*WHAT IS REQUIRED*:
Every line that contains the word "ingeschakeld" should be copied.
───
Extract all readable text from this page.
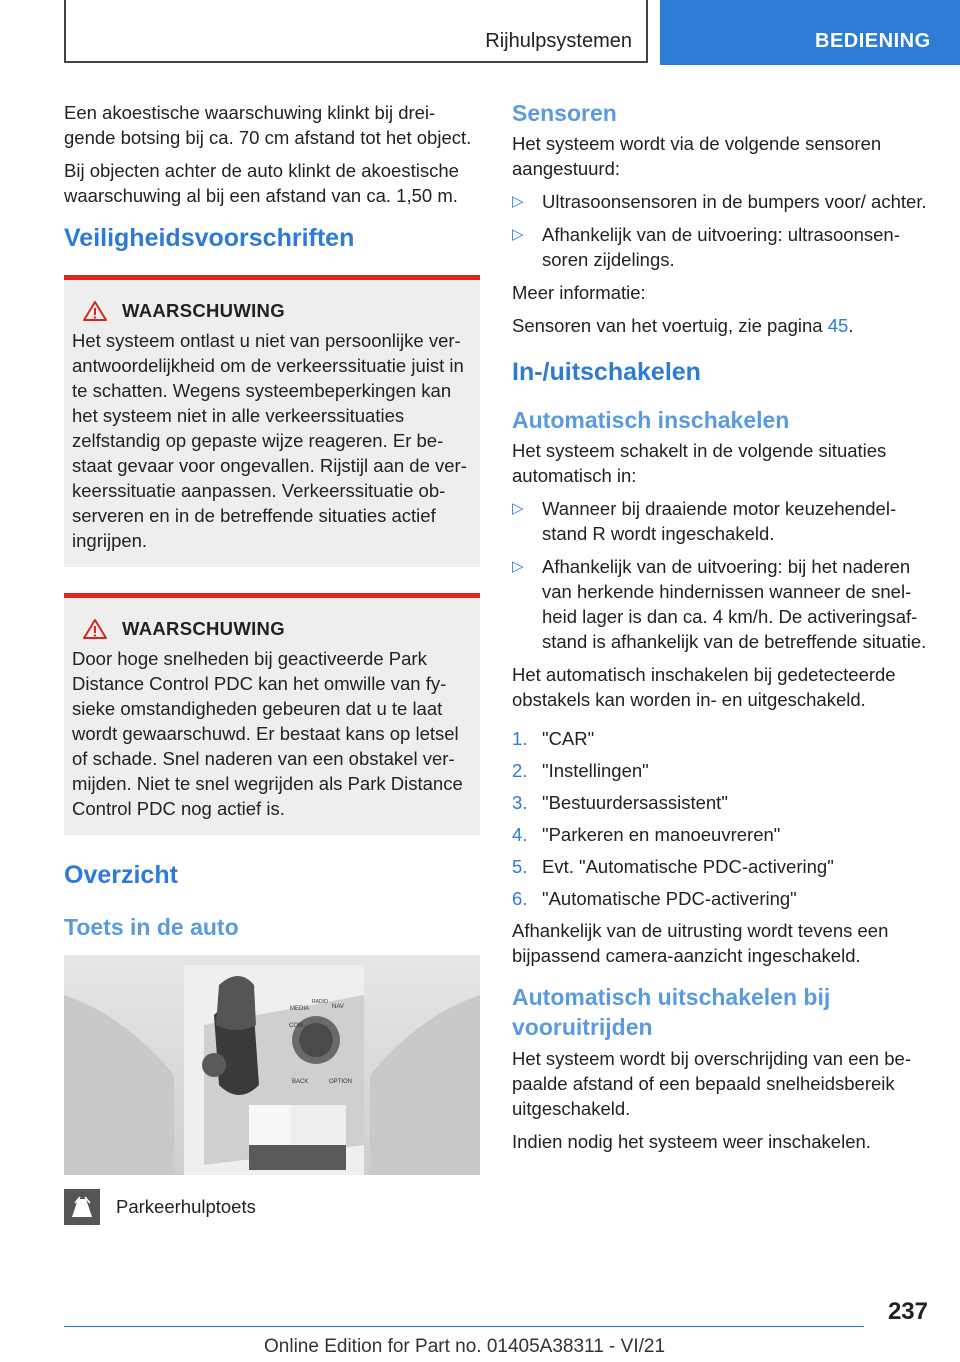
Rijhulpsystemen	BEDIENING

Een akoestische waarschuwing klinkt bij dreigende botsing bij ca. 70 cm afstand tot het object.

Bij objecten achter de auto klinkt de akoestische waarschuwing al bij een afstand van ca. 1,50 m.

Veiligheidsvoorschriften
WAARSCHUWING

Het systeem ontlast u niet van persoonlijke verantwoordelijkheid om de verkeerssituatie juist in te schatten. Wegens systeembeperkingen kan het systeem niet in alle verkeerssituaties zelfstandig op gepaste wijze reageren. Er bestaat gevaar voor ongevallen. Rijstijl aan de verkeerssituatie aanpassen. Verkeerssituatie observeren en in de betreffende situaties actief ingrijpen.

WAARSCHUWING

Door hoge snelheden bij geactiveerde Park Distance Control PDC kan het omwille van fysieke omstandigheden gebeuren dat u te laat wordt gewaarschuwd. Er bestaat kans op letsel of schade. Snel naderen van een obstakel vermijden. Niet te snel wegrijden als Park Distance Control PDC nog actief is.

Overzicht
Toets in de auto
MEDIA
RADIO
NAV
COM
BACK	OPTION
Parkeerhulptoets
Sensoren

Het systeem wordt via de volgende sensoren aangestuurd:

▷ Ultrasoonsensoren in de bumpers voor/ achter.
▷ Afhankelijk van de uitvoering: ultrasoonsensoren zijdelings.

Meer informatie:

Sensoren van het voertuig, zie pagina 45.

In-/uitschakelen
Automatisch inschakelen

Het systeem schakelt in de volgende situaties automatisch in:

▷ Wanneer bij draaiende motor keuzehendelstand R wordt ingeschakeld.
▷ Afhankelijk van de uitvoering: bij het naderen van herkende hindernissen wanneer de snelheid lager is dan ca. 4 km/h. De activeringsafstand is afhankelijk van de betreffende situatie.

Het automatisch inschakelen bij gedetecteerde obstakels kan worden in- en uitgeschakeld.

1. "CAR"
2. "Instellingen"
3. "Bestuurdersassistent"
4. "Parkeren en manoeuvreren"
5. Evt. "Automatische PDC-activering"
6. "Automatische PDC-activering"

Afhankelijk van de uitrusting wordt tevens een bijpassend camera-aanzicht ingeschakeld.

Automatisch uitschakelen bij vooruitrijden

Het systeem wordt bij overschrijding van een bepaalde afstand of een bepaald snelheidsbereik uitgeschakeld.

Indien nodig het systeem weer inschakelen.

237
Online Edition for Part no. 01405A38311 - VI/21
───
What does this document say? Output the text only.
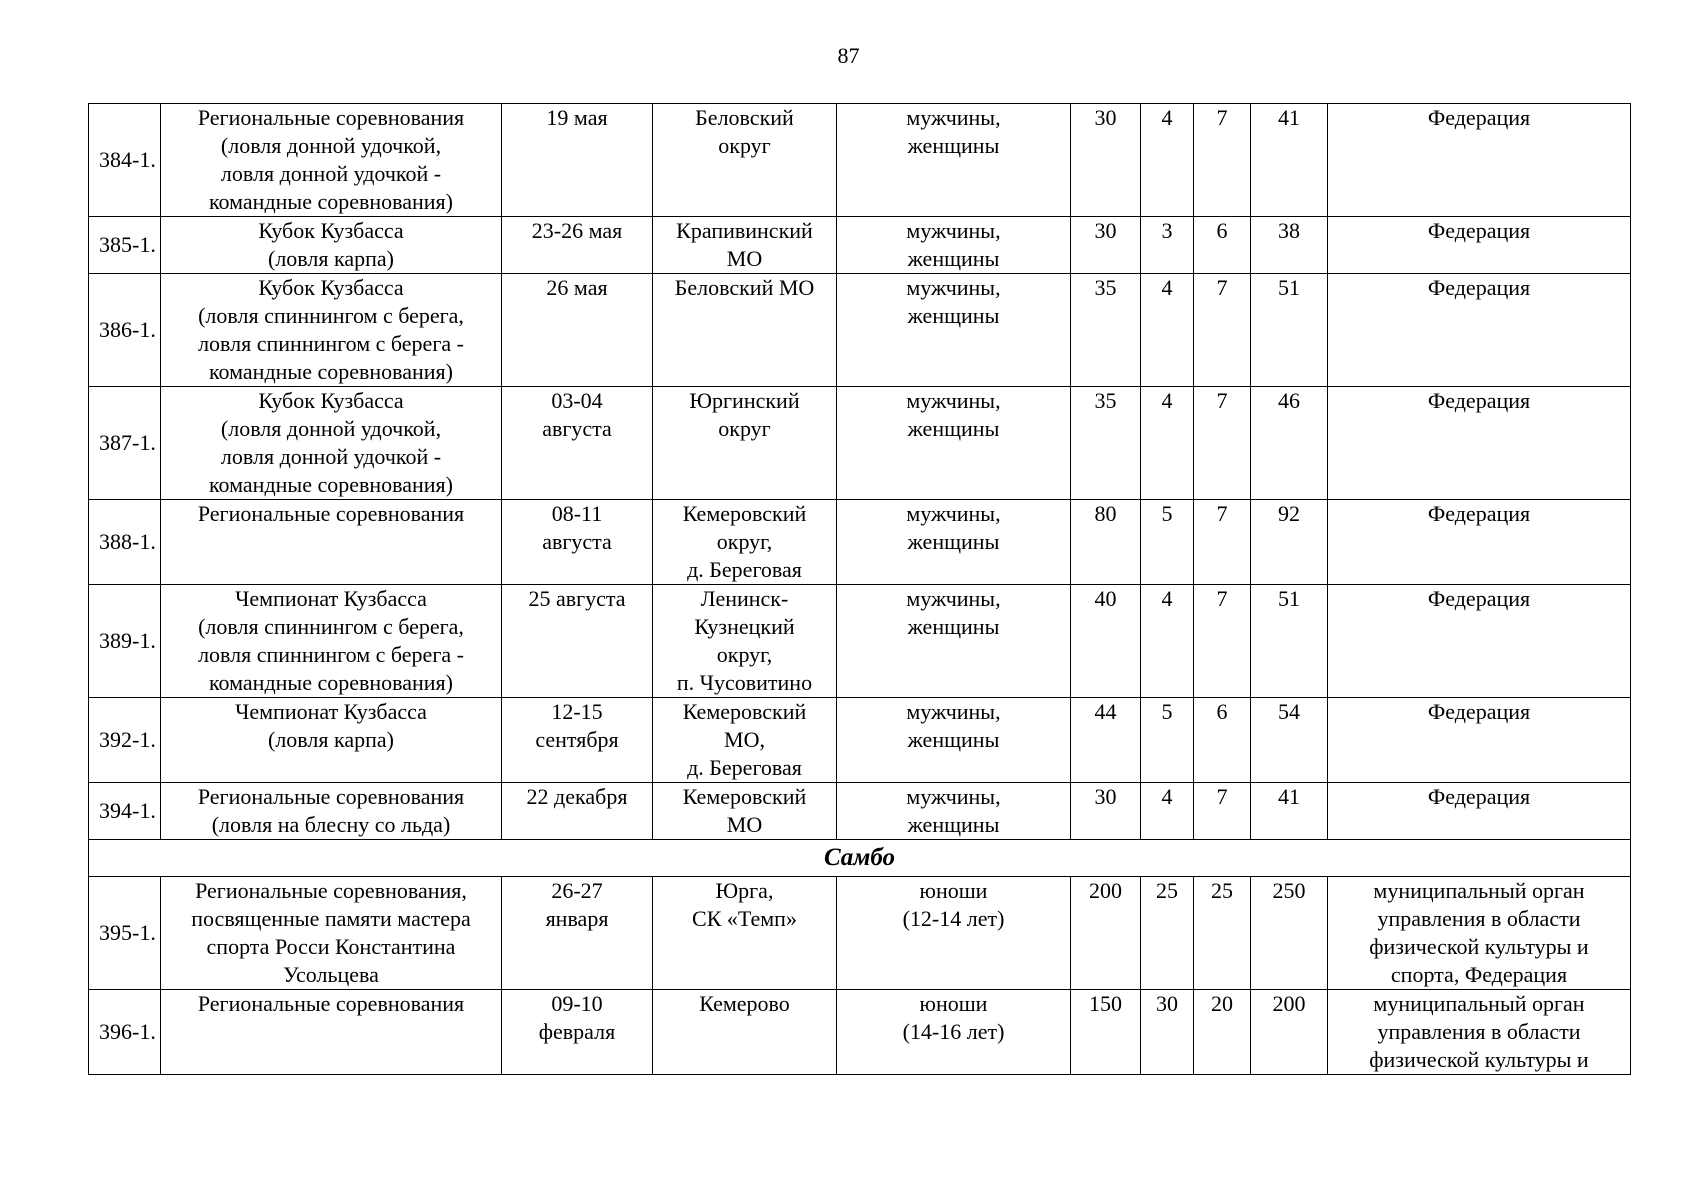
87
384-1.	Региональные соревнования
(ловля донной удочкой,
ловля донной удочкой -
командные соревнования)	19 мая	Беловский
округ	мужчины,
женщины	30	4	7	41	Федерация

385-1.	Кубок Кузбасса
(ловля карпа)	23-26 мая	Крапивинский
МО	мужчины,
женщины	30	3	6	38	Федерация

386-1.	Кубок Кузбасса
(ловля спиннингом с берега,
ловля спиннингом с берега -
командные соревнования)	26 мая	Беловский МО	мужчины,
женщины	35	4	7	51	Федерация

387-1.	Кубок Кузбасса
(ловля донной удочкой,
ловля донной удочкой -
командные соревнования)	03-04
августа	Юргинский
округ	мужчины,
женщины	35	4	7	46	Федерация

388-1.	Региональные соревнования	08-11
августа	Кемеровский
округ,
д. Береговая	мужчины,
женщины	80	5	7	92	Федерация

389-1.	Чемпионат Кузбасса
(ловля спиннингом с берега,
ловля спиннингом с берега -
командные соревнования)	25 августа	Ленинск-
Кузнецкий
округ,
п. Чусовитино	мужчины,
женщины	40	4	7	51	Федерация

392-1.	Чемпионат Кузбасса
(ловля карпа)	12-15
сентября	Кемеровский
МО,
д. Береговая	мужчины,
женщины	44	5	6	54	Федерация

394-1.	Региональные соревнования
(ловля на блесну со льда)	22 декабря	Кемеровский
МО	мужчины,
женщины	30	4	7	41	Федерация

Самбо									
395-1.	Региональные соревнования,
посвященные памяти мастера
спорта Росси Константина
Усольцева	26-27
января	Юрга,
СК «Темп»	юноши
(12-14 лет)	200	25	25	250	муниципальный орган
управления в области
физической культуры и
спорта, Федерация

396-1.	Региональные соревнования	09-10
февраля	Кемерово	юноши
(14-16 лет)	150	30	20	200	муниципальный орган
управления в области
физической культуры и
───
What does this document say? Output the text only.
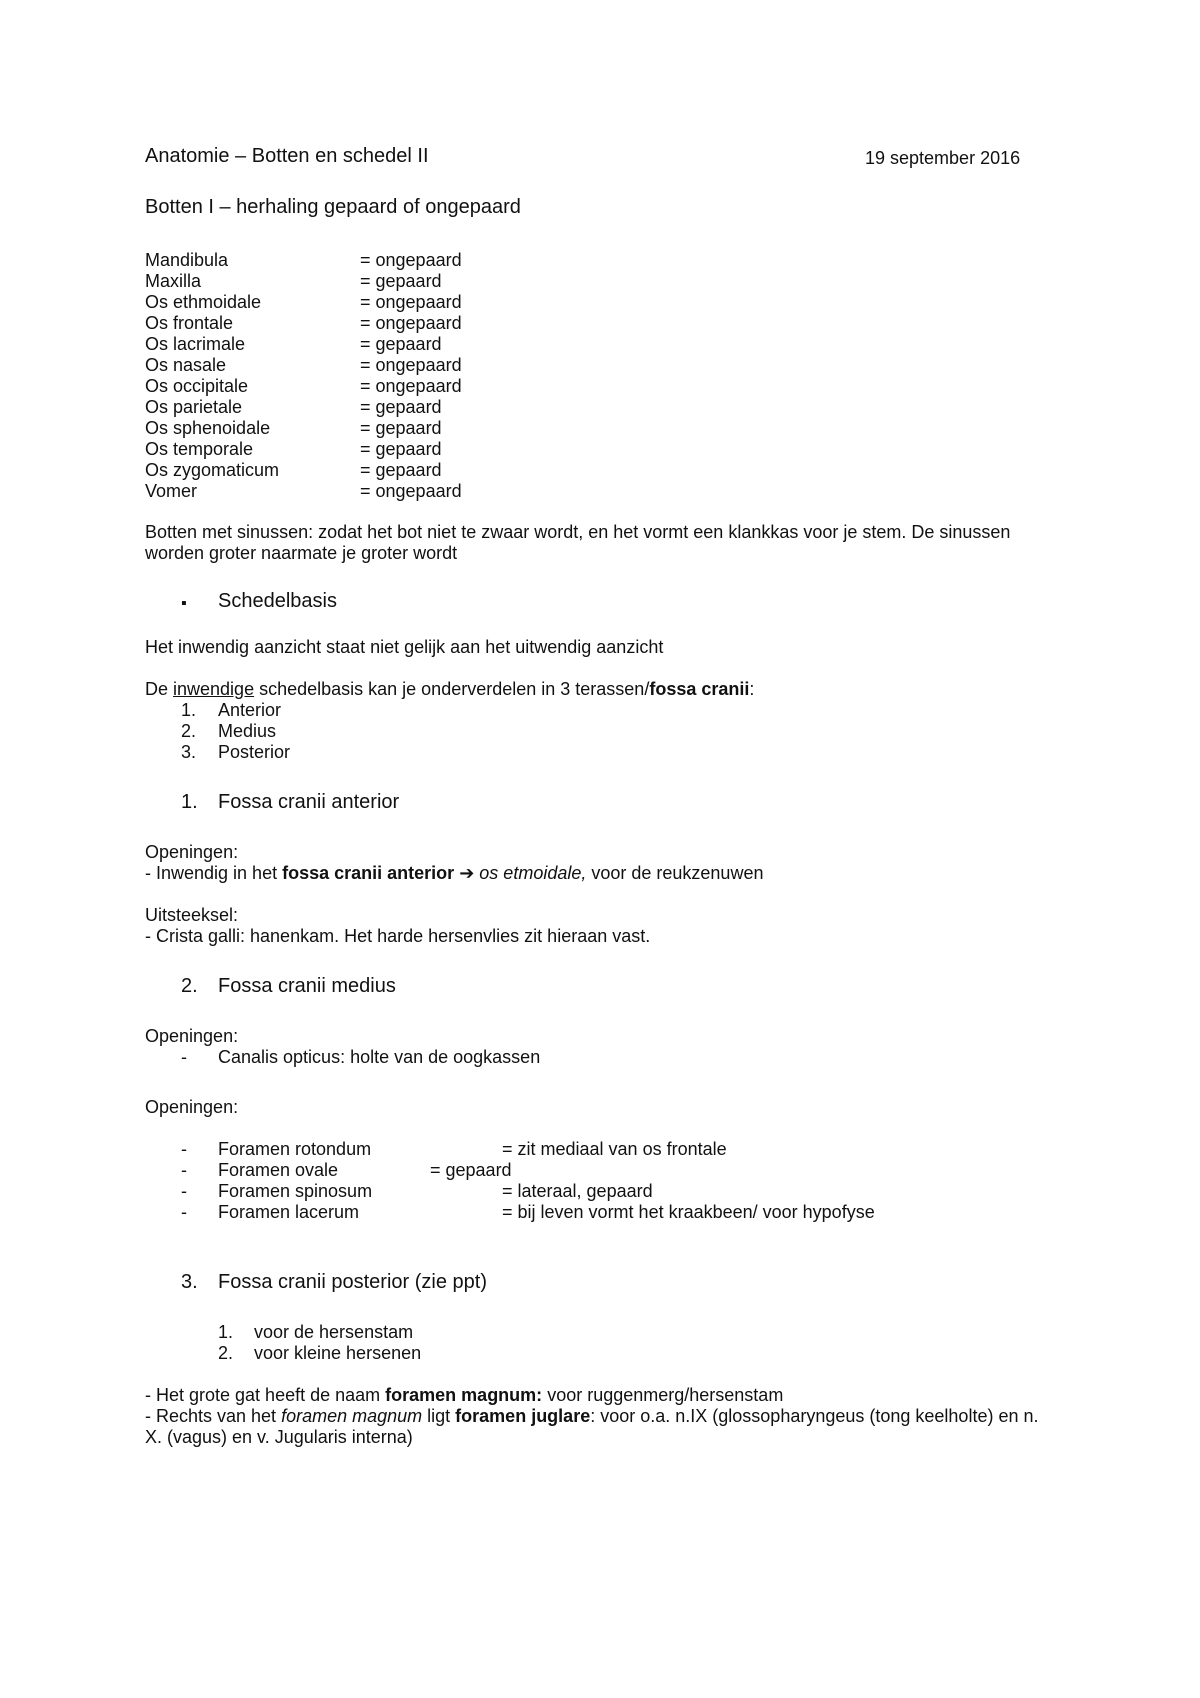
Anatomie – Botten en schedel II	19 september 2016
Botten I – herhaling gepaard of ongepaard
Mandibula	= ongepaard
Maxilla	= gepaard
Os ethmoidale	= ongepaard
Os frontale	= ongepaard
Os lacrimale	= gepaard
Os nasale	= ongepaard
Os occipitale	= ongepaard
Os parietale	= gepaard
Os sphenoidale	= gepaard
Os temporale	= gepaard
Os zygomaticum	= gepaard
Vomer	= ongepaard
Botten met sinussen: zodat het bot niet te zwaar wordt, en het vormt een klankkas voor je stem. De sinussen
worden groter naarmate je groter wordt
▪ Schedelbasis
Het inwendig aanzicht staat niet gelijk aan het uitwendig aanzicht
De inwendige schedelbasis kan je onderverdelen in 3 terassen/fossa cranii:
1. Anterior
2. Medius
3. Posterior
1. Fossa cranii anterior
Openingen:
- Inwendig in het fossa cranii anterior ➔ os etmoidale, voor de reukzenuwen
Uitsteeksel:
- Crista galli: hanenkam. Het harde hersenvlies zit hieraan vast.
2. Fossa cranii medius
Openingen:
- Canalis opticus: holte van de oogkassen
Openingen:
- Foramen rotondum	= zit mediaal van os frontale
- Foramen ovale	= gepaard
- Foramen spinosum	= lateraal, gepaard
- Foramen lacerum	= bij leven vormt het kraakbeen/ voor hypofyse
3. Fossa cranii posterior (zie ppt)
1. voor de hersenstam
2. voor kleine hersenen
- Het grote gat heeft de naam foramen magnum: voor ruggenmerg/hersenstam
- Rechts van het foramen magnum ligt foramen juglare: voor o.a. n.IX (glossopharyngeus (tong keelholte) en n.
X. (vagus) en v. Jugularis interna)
───
*RESULT OF THIS TASK*:
▷ Wanneer bij draaiende motor keuzehendelstand R wordt ingeschakeld.
Afhankelijk van de uitrusting wordt tevens een bijpassend camera-aanzicht ingeschakeld.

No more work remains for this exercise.